**Problem to work on:**
Lift out each line of the data that holds "interested".

(Collected data entries)
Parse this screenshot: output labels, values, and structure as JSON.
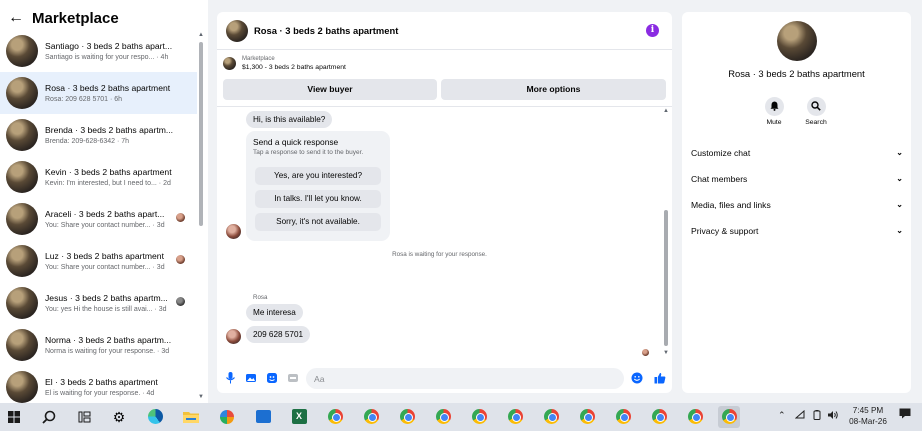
{
  "sidebar": {
    "back_icon": "arrow-left-icon",
    "title": "Marketplace",
    "conversations": [
      {
        "name": "Santiago · 3 beds 2 baths apart...",
        "preview": "Santiago is waiting for your respo... · 4h"
      },
      {
        "name": "Rosa · 3 beds 2 baths apartment",
        "preview": "Rosa: 209 628 5701 · 6h"
      },
      {
        "name": "Brenda · 3 beds 2 baths apartm...",
        "preview": "Brenda: 209-628-6342 · 7h"
      },
      {
        "name": "Kevin · 3 beds 2 baths apartment",
        "preview": "Kevin: I'm interested, but I need to... · 2d"
      },
      {
        "name": "Araceli · 3 beds 2 baths apart...",
        "preview": "You: Share your contact number... · 3d"
      },
      {
        "name": "Luz · 3 beds 2 baths apartment",
        "preview": "You: Share your contact number... · 3d"
      },
      {
        "name": "Jesus · 3 beds 2 baths apartm...",
        "preview": "You: yes Hi the house is still avai... · 3d"
      },
      {
        "name": "Norma · 3 beds 2 baths apartm...",
        "preview": "Norma is waiting for your response. · 3d"
      },
      {
        "name": "El · 3 beds 2 baths apartment",
        "preview": "El is waiting for your response. · 4d"
      }
    ]
  },
  "chat": {
    "title": "Rosa · 3 beds 2 baths apartment",
    "listing_source": "Marketplace",
    "listing_price": "$1,300 - 3 beds 2 baths apartment",
    "view_buyer": "View buyer",
    "more_options": "More options",
    "first_message": "Hi, is this available?",
    "quick_title": "Send a quick response",
    "quick_subtitle": "Tap a response to send it to the buyer.",
    "quick_options": [
      "Yes, are you interested?",
      "In talks. I'll let you know.",
      "Sorry, it's not available."
    ],
    "status_note": "Rosa is waiting for your response.",
    "sender_label": "Rosa",
    "message_2": "Me interesa",
    "message_3": "209 628 5701",
    "input_placeholder": "Aa"
  },
  "details": {
    "title": "Rosa · 3 beds 2 baths apartment",
    "mute_label": "Mute",
    "search_label": "Search",
    "rows": [
      "Customize chat",
      "Chat members",
      "Media, files and links",
      "Privacy & support"
    ]
  },
  "taskbar": {
    "time": "7:45 PM",
    "date": "08-Mar-26"
  },
  "colors": {
    "accent": "#0a66ff",
    "active_row": "#e7f0fc",
    "info_purple": "#8a2be2"
  }
}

**Exercise answer:**
        "preview": "Kevin: I'm interested, but I need to... · 2d"
      "Yes, are you interested?",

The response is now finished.